Records supplied:
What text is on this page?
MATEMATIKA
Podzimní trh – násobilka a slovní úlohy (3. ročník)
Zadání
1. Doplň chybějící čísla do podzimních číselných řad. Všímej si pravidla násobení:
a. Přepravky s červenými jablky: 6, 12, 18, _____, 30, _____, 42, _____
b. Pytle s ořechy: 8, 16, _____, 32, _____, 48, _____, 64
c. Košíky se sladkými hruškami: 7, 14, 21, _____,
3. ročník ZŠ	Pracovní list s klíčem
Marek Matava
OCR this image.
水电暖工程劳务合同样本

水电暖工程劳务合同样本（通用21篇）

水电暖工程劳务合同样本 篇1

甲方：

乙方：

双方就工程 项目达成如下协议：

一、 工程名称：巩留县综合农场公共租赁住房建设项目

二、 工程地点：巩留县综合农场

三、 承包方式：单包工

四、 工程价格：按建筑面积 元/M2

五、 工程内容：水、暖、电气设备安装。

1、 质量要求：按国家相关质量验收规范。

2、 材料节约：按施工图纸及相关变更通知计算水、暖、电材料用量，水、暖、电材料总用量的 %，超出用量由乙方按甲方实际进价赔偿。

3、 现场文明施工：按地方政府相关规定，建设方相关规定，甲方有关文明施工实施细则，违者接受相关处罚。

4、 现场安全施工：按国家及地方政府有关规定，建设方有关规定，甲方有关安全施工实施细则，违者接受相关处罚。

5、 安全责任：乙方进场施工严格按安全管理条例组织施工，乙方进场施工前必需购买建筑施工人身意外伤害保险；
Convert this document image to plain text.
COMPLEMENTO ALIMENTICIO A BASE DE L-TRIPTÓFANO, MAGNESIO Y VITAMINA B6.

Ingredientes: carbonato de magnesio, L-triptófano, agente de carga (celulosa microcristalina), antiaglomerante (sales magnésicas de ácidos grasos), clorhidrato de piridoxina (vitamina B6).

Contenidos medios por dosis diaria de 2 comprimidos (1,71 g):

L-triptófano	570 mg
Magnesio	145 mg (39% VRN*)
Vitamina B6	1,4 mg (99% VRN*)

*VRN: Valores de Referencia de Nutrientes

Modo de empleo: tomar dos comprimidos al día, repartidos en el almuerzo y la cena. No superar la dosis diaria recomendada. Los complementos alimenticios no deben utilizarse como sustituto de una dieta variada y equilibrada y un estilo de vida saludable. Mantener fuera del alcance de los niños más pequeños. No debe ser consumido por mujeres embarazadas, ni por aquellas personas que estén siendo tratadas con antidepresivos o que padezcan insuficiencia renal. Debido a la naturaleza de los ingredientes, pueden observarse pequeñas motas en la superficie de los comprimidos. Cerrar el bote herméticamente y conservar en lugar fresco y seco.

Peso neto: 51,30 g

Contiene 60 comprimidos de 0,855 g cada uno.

Goal: Give every line of the material again, exactly as it reads.

Expected output:
What text is on this page?
MATEMATIKA
Podzimní trh – násobilka a slovní úlohy (3. ročník)
Zadání
1. Doplň chybějící čísla do podzimních číselných řad. Všímej si pravidla násobení:
a. Přepravky s červenými jablky: 6, 12, 18, _____, 30, _____, 42, _____
b. Pytle s ořechy: 8, 16, _____, 32, _____, 48, _____, 64
c. Košíky se sladkými hruškami: 7, 14, 21, _____,
3. ročník ZŠ	Pracovní list s klíčem
Marek Matava
OCR this image.
水电暖工程劳务合同样本

水电暖工程劳务合同样本（通用21篇）

水电暖工程劳务合同样本 篇1

甲方：

乙方：

双方就工程 项目达成如下协议：

一、 工程名称：巩留县综合农场公共租赁住房建设项目

二、 工程地点：巩留县综合农场

三、 承包方式：单包工

四、 工程价格：按建筑面积 元/M2

五、 工程内容：水、暖、电气设备安装。

1、 质量要求：按国家相关质量验收规范。

2、 材料节约：按施工图纸及相关变更通知计算水、暖、电材料用量，水、暖、电材料总用量的 %，超出用量由乙方按甲方实际进价赔偿。

3、 现场文明施工：按地方政府相关规定，建设方相关规定，甲方有关文明施工实施细则，违者接受相关处罚。

4、 现场安全施工：按国家及地方政府有关规定，建设方有关规定，甲方有关安全施工实施细则，违者接受相关处罚。

5、 安全责任：乙方进场施工严格按安全管理条例组织施工，乙方进场施工前必需购买建筑施工人身意外伤害保险；
Convert this document image to plain text.
COMPLEMENTO ALIMENTICIO A BASE DE L-TRIPTÓFANO, MAGNESIO Y VITAMINA B6.

Ingredientes: carbonato de magnesio, L-triptófano, agente de carga (celulosa microcristalina), antiaglomerante (sales magnésicas de ácidos grasos), clorhidrato de piridoxina (vitamina B6).

Contenidos medios por dosis diaria de 2 comprimidos (1,71 g):

L-triptófano	570 mg
Magnesio	145 mg (39% VRN*)
Vitamina B6	1,4 mg (99% VRN*)

*VRN: Valores de Referencia de Nutrientes

Modo de empleo: tomar dos comprimidos al día, repartidos en el almuerzo y la cena. No superar la dosis diaria recomendada. Los complementos alimenticios no deben utilizarse como sustituto de una dieta variada y equilibrada y un estilo de vida saludable. Mantener fuera del alcance de los niños más pequeños. No debe ser consumido por mujeres embarazadas, ni por aquellas personas que estén siendo tratadas con antidepresivos o que padezcan insuficiencia renal. Debido a la naturaleza de los ingredientes, pueden observarse pequeñas motas en la superficie de los comprimidos. Cerrar el bote herméticamente y conservar en lugar fresco y seco.

Peso neto: 51,30 g

Contiene 60 comprimidos de 0,855 g cada uno.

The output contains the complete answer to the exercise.